→ **Passage**:
========================================

Russian TV’s Max Keiser: Blaming the Victims of 9/11

April 8, 2014

Conspiracy theorists have an unfortunate tendency to blame those killed in mass-murders for the attacks that killed them. Nothing about the 9/11 “Truth” movement is more disturbing than when it either says outright or just implies that the victims somehow deserved to die. Disgracefully, Max Keiser, whom RT provides a daily forum, does just this. Both on his RT program and in interviews elsewhere, Keiser has promoted the idea that Cantor Fitzgerald, the World Trade Center-based trading firm that lost 658 employees to the 9/11 attacks, had foreknowledge of the attacks. Keiser says that Cantor Fitzgerald attempted to make money on this knowledge by keeping it secret and placing put options on stocks which could be expected to suffer a loss because of the attacks. Keiser literally and in so many words accuses Cantor Fitzgerald traders of trying to make a corrupt profit based on this macabre form of insider trading rather than saving their own lives and those of the other victims.

Those familiar with the 9/11 Truth movement will no doubt be familiar with the conspiracy theory claiming that a rise in demand for put options on American Airlines and United Airlines in the days leading up to 9/11 can be reasonably explained only by advance knowledge of the attacks. It’s been a mainstay of the truther movement, appearing in books by the movement’s leaders, such as David Ray Griffin (9/11 Commission Report: Omissions And Distortions and 9/11 and American Empire: Intellectuals speak out), and Jim Marrs (Inside Job: Unmasking the 9/11 Conspiracies and The Terror Conspiracy: Deception, 9;11 and the Loss of Liberty), and repeated on innumerable websites and talk shows. Proponents of this theory also claim that financial institutions and government regulators, seeing these suspicious trading patterns, must have known something was amiss and worked to cover it up, proving that they too were in on the conspiracy.

========================================

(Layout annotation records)
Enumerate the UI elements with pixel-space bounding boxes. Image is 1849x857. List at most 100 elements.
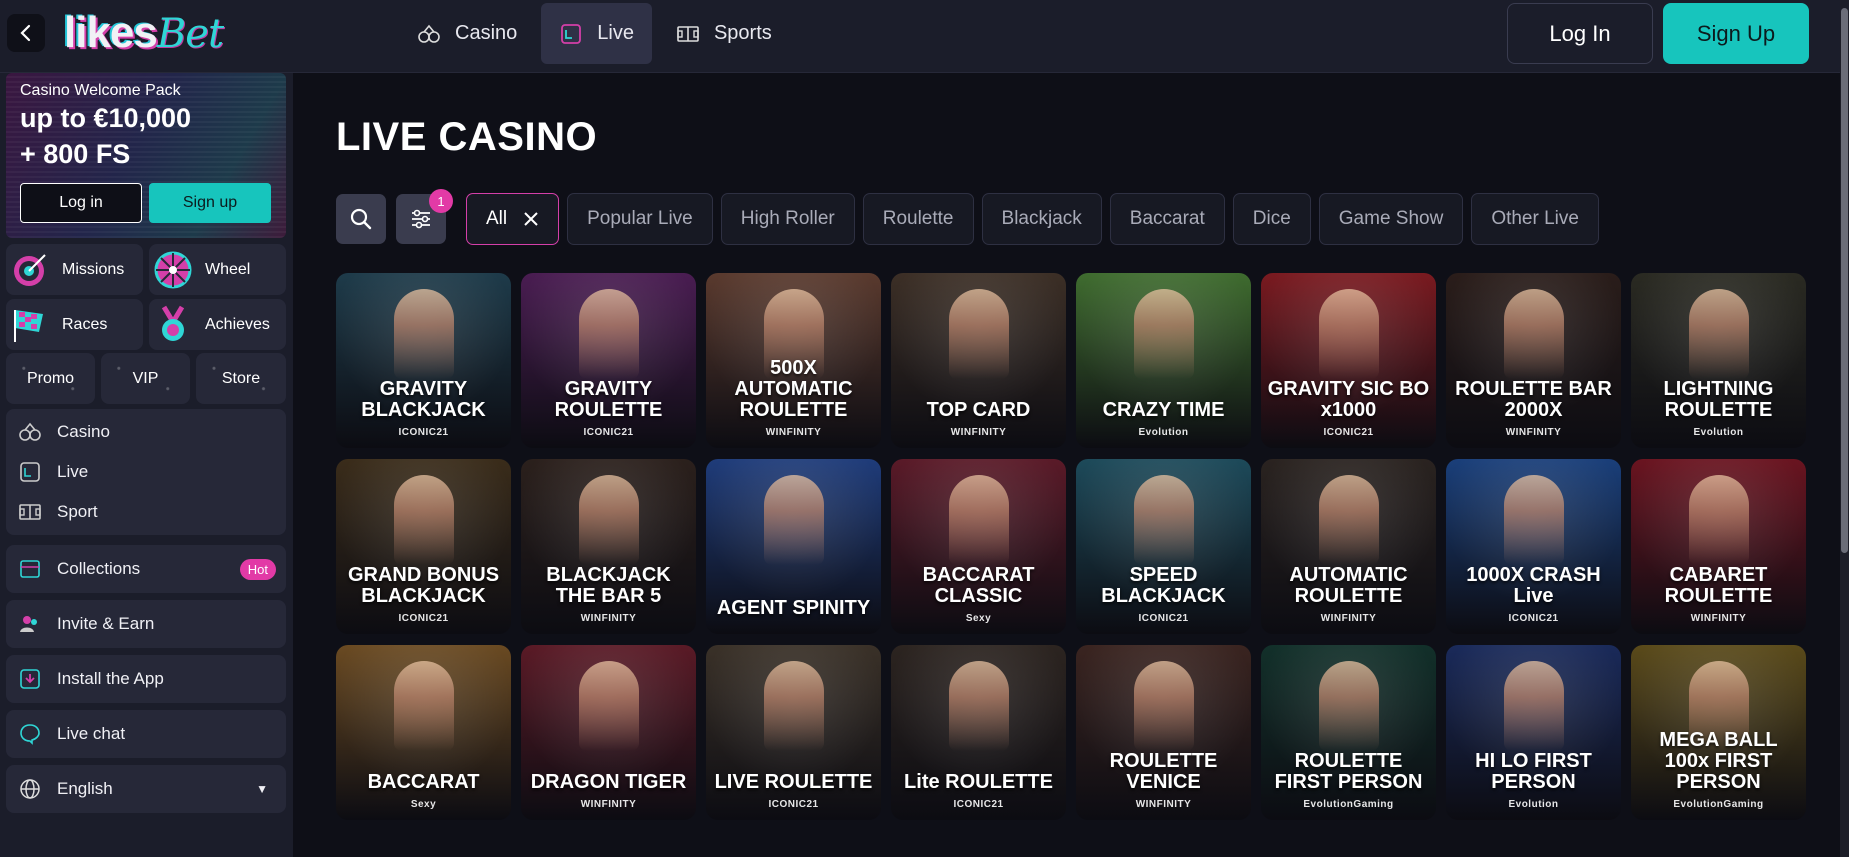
language-label: English xyxy=(57,779,113,798)
game-card[interactable]: 1000X CRASH Live ICONIC21 xyxy=(1446,459,1621,634)
language-selector[interactable]: English ▼ xyxy=(6,765,286,813)
game-card[interactable]: TOP CARD WINFINITY xyxy=(891,273,1066,448)
chat-bubble-icon xyxy=(20,724,40,745)
chip-popular-live[interactable]: Popular Live xyxy=(567,193,713,245)
game-title: LIVE ROULETTE xyxy=(714,771,873,793)
game-card[interactable]: LIVE ROULETTE ICONIC21 xyxy=(706,645,881,820)
game-card[interactable]: AGENT SPINITY xyxy=(706,459,881,634)
game-title: LIGHTNING ROULETTE xyxy=(1663,378,1774,421)
achieves-tile[interactable]: Achieves xyxy=(149,299,286,350)
game-provider: ICONIC21 xyxy=(583,427,634,438)
nav-tab-label: Live xyxy=(597,22,634,44)
game-card[interactable]: BACCARAT Sexy xyxy=(336,645,511,820)
welcome-promo-banner[interactable]: Casino Welcome Pack up to €10,000 + 800 … xyxy=(6,73,286,238)
races-label: Races xyxy=(62,315,108,333)
chip-all[interactable]: All xyxy=(466,193,560,245)
game-card[interactable]: HI LO FIRST PERSON Evolution xyxy=(1446,645,1621,820)
game-title: BLACKJACK THE BAR 5 xyxy=(546,564,671,607)
promo-login-button[interactable]: Log in xyxy=(20,183,142,223)
sidebar-item-invite[interactable]: Invite & Earn xyxy=(6,600,286,648)
chevron-left-icon xyxy=(20,24,31,42)
main-content: LIVE CASINO 1 All Popular Live High Roll… xyxy=(293,73,1840,857)
caret-down-icon: ▼ xyxy=(256,782,268,796)
wheel-tile[interactable]: Wheel xyxy=(149,244,286,295)
site-logo[interactable]: likes Bet xyxy=(64,8,224,58)
promo-tile[interactable]: Promo xyxy=(6,353,95,404)
game-title: MEGA BALL 100x FIRST PERSON xyxy=(1659,729,1778,793)
nav-tab-sports[interactable]: Sports xyxy=(658,3,790,64)
game-provider: ICONIC21 xyxy=(953,799,1004,810)
dealer-figure xyxy=(1503,289,1564,379)
filter-count-badge: 1 xyxy=(429,189,453,213)
game-title: AGENT SPINITY xyxy=(716,597,871,619)
chip-baccarat[interactable]: Baccarat xyxy=(1109,193,1225,245)
game-card[interactable]: DRAGON TIGER WINFINITY xyxy=(521,645,696,820)
scrollbar-thumb[interactable] xyxy=(1841,8,1848,553)
game-card[interactable]: CRAZY TIME Evolution xyxy=(1076,273,1251,448)
sidebar-item-collections[interactable]: Collections Hot xyxy=(6,545,286,593)
game-title: ROULETTE VENICE xyxy=(1109,750,1218,793)
signup-button[interactable]: Sign Up xyxy=(1663,3,1809,64)
race-flag-icon xyxy=(6,301,54,349)
game-card[interactable]: CABARET ROULETTE WINFINITY xyxy=(1631,459,1806,634)
sidebar-item-live-chat[interactable]: Live chat xyxy=(6,710,286,758)
missions-label: Missions xyxy=(62,260,125,278)
game-card[interactable]: LIGHTNING ROULETTE Evolution xyxy=(1631,273,1806,448)
dealer-figure xyxy=(393,289,454,379)
game-card[interactable]: GRAND BONUS BLACKJACK ICONIC21 xyxy=(336,459,511,634)
game-card[interactable]: BACCARAT CLASSIC Sexy xyxy=(891,459,1066,634)
sidebar-item-live[interactable]: Live xyxy=(6,452,286,492)
nav-tab-live[interactable]: Live xyxy=(541,3,652,64)
game-card[interactable]: AUTOMATIC ROULETTE WINFINITY xyxy=(1261,459,1436,634)
chat-row: Live chat xyxy=(6,714,125,754)
dealer-figure xyxy=(1688,475,1749,565)
sidebar-item-casino[interactable]: Casino xyxy=(6,412,286,452)
game-card[interactable]: GRAVITY BLACKJACK ICONIC21 xyxy=(336,273,511,448)
dealer-figure xyxy=(578,475,639,565)
game-card[interactable]: ROULETTE FIRST PERSON EvolutionGaming xyxy=(1261,645,1436,820)
game-card[interactable]: Lite ROULETTE ICONIC21 xyxy=(891,645,1066,820)
game-title: ROULETTE BAR 2000X xyxy=(1455,378,1612,421)
live-icon xyxy=(561,23,582,44)
game-provider: ICONIC21 xyxy=(398,613,449,624)
game-card[interactable]: GRAVITY ROULETTE ICONIC21 xyxy=(521,273,696,448)
live-icon xyxy=(20,462,40,482)
search-button[interactable] xyxy=(336,194,386,244)
races-tile[interactable]: Races xyxy=(6,299,143,350)
chip-game-show[interactable]: Game Show xyxy=(1318,193,1464,245)
promo-signup-button[interactable]: Sign up xyxy=(149,183,271,223)
close-icon[interactable] xyxy=(523,211,539,227)
collections-label: Collections xyxy=(57,559,141,578)
sidebar-item-install-app[interactable]: Install the App xyxy=(6,655,286,703)
game-card[interactable]: BLACKJACK THE BAR 5 WINFINITY xyxy=(521,459,696,634)
store-tile[interactable]: Store xyxy=(196,353,286,404)
vip-tile[interactable]: VIP xyxy=(101,353,190,404)
missions-tile[interactable]: Missions xyxy=(6,244,143,295)
chip-roulette[interactable]: Roulette xyxy=(862,193,974,245)
game-card[interactable]: GRAVITY SIC BO x1000 ICONIC21 xyxy=(1261,273,1436,448)
game-card[interactable]: ROULETTE VENICE WINFINITY xyxy=(1076,645,1251,820)
chip-dice[interactable]: Dice xyxy=(1232,193,1311,245)
chip-blackjack[interactable]: Blackjack xyxy=(981,193,1102,245)
game-title: 1000X CRASH Live xyxy=(1466,564,1601,607)
casino-icon xyxy=(418,24,440,43)
game-grid: GRAVITY BLACKJACK ICONIC21 GRAVITY ROULETT… xyxy=(336,273,1806,820)
game-title: ROULETTE FIRST PERSON xyxy=(1274,750,1423,793)
nav-tab-casino[interactable]: Casino xyxy=(399,3,535,64)
game-provider: WINFINITY xyxy=(1320,613,1377,624)
game-card[interactable]: ROULETTE BAR 2000X WINFINITY xyxy=(1446,273,1621,448)
back-button[interactable] xyxy=(7,14,45,52)
login-button[interactable]: Log In xyxy=(1507,3,1653,64)
game-card[interactable]: SPEED BLACKJACK ICONIC21 xyxy=(1076,459,1251,634)
chip-high-roller[interactable]: High Roller xyxy=(720,193,855,245)
game-card[interactable]: 500X AUTOMATIC ROULETTE WINFINITY xyxy=(706,273,881,448)
logo-text-b: Bet xyxy=(156,11,224,57)
download-icon xyxy=(20,669,40,689)
game-card[interactable]: MEGA BALL 100x FIRST PERSON EvolutionGami… xyxy=(1631,645,1806,820)
sidebar-item-sport[interactable]: Sport xyxy=(6,492,286,532)
chip-other-live[interactable]: Other Live xyxy=(1471,193,1599,245)
page-scrollbar[interactable] xyxy=(1840,0,1849,857)
dealer-figure xyxy=(948,475,1009,565)
game-provider: WINFINITY xyxy=(950,427,1007,438)
logo-text-a: likes xyxy=(64,8,158,57)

========================================

→ **Challenge**:
In the article about Max Keiser, how many employees did Cantor Fitzgerald lose in the 9/11 attacks?

→ **Solution to this task**:
658 employees.